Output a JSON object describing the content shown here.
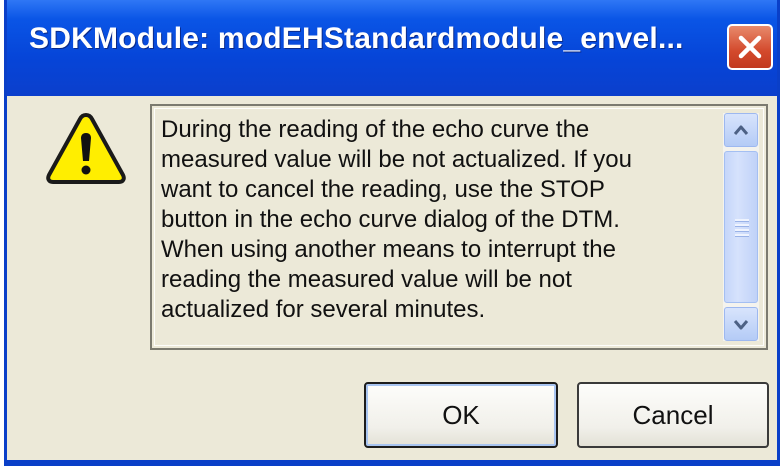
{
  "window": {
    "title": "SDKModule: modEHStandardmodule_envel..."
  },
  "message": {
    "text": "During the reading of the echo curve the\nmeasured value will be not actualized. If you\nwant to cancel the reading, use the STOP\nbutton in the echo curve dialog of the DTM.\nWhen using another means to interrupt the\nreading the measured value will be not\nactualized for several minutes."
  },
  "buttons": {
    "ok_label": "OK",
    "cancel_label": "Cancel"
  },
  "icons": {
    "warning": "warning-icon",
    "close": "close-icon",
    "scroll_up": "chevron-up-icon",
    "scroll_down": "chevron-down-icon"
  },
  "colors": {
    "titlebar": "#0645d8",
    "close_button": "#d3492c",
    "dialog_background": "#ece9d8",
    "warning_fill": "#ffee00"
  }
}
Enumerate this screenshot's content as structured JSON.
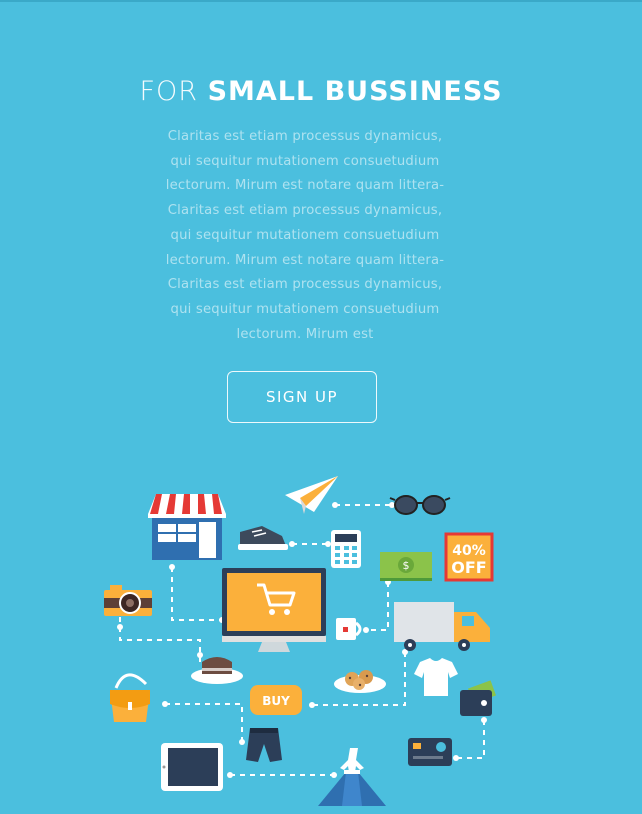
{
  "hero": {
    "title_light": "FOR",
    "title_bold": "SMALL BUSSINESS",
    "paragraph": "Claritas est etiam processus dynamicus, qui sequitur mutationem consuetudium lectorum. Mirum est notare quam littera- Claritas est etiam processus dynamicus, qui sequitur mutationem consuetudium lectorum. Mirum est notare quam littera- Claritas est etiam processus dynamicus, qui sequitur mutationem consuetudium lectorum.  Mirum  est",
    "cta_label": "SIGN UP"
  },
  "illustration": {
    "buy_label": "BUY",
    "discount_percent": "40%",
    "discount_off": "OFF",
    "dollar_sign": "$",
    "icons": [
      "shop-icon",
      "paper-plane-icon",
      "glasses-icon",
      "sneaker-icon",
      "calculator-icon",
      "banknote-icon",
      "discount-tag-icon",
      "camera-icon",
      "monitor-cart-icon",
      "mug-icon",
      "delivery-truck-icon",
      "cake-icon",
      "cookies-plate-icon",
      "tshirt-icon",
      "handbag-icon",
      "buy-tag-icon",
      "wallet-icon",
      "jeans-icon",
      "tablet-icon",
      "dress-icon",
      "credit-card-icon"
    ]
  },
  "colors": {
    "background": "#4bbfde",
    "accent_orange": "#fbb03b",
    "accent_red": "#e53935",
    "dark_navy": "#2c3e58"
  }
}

WRITTEN PROBLEM: Out of the records, collect only those lines that contain the string "chevron".

EXPECTED OUTPUT:
    "scroll_up": "chevron-up-icon",
    "scroll_down": "chevron-down-icon"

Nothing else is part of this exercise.